**SOURCE RECORDS**

[Begin]

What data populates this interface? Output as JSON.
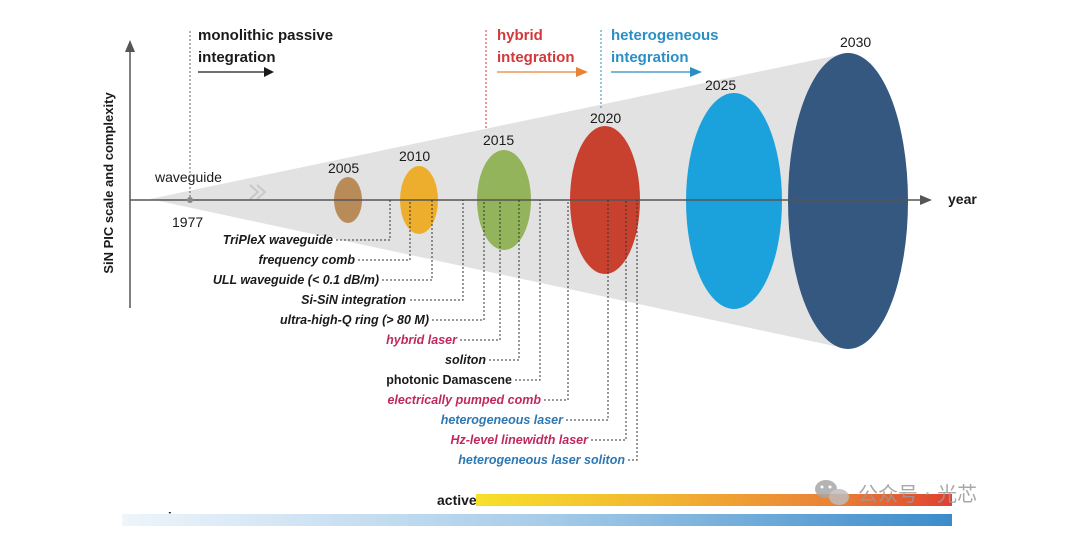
{
  "colors": {
    "black": "#1a1a1a",
    "pink": "#c0285f",
    "blue": "#2d78b2",
    "red": "#d2393a",
    "orange": "#e88334",
    "lightblue": "#2a8fc5",
    "cone": "#e2e2e2",
    "ellipse_2005": "#b98b58",
    "ellipse_2010": "#edae2e",
    "ellipse_2015": "#93b45b",
    "ellipse_2020": "#c8412f",
    "ellipse_2025": "#1ba2dc",
    "ellipse_2030": "#34587f"
  },
  "axes": {
    "y_label": "SiN PIC scale and complexity",
    "x_label": "year"
  },
  "headings": {
    "passive_line1": "monolithic passive",
    "passive_line2": "integration",
    "hybrid_line1": "hybrid",
    "hybrid_line2": "integration",
    "hetero_line1": "heterogeneous",
    "hetero_line2": "integration"
  },
  "start": {
    "label": "waveguide",
    "year": "1977"
  },
  "years": [
    {
      "label": "2005",
      "color": "ellipse_2005"
    },
    {
      "label": "2010",
      "color": "ellipse_2010"
    },
    {
      "label": "2015",
      "color": "ellipse_2015"
    },
    {
      "label": "2020",
      "color": "ellipse_2020"
    },
    {
      "label": "2025",
      "color": "ellipse_2025"
    },
    {
      "label": "2030",
      "color": "ellipse_2030"
    }
  ],
  "milestones": [
    {
      "label": "TriPleX waveguide",
      "color": "black"
    },
    {
      "label": "frequency comb",
      "color": "black"
    },
    {
      "label": "ULL waveguide (< 0.1 dB/m)",
      "color": "black"
    },
    {
      "label": "Si-SiN integration",
      "color": "black"
    },
    {
      "label": "ultra-high-Q ring (> 80 M)",
      "color": "black"
    },
    {
      "label": "hybrid laser",
      "color": "pink"
    },
    {
      "label": "soliton",
      "color": "black"
    },
    {
      "label": "photonic Damascene",
      "color": "black"
    },
    {
      "label": "electrically pumped comb",
      "color": "pink"
    },
    {
      "label": "heterogeneous laser",
      "color": "blue"
    },
    {
      "label": "Hz-level linewidth laser",
      "color": "pink"
    },
    {
      "label": "heterogeneous laser soliton",
      "color": "blue"
    }
  ],
  "bars": {
    "active": "active",
    "passive": "passive"
  },
  "watermark": "公众号 · 光芯"
}
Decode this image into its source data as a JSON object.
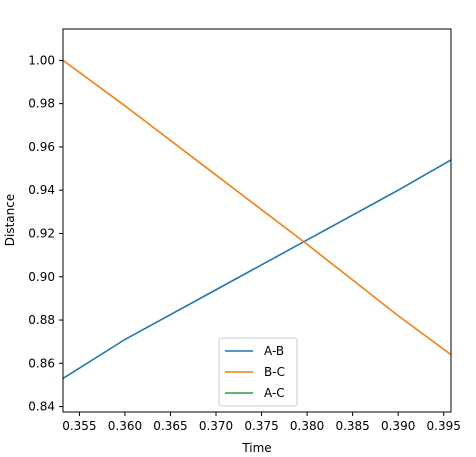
{
  "chart_data": {
    "type": "line",
    "xlabel": "Time",
    "ylabel": "Distance",
    "xlim": [
      0.3532,
      0.3958
    ],
    "ylim": [
      0.8375,
      1.0145
    ],
    "xticks": [
      0.355,
      0.36,
      0.365,
      0.37,
      0.375,
      0.38,
      0.385,
      0.39,
      0.395
    ],
    "xtick_labels": [
      "0.355",
      "0.360",
      "0.365",
      "0.370",
      "0.375",
      "0.380",
      "0.385",
      "0.390",
      "0.395"
    ],
    "yticks": [
      0.84,
      0.86,
      0.88,
      0.9,
      0.92,
      0.94,
      0.96,
      0.98,
      1.0
    ],
    "ytick_labels": [
      "0.84",
      "0.86",
      "0.88",
      "0.90",
      "0.92",
      "0.94",
      "0.96",
      "0.98",
      "1.00"
    ],
    "grid": false,
    "legend_position": "lower-center",
    "series": [
      {
        "name": "A-B",
        "color": "#1f77b4",
        "x": [
          0.3532,
          0.36,
          0.37,
          0.38,
          0.39,
          0.3958
        ],
        "y": [
          0.853,
          0.871,
          0.894,
          0.917,
          0.94,
          0.954
        ]
      },
      {
        "name": "B-C",
        "color": "#ff7f0e",
        "x": [
          0.3532,
          0.36,
          0.37,
          0.38,
          0.39,
          0.3958
        ],
        "y": [
          1.0,
          0.979,
          0.947,
          0.915,
          0.882,
          0.864
        ]
      },
      {
        "name": "A-C",
        "color": "#2ca02c",
        "x": [],
        "y": []
      }
    ]
  }
}
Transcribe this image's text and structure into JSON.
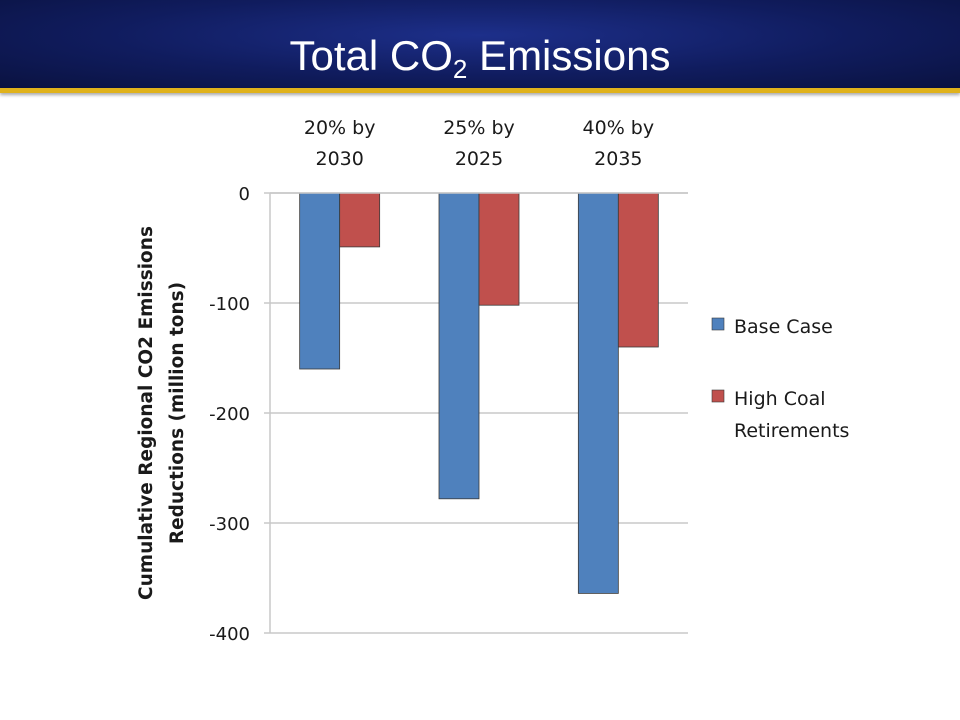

[End]

**AIM**
Collect the lines of the records that include the string "comb".

**PROBLEM SOLUTION**
      "label": "frequency comb",
      "label": "electrically pumped comb",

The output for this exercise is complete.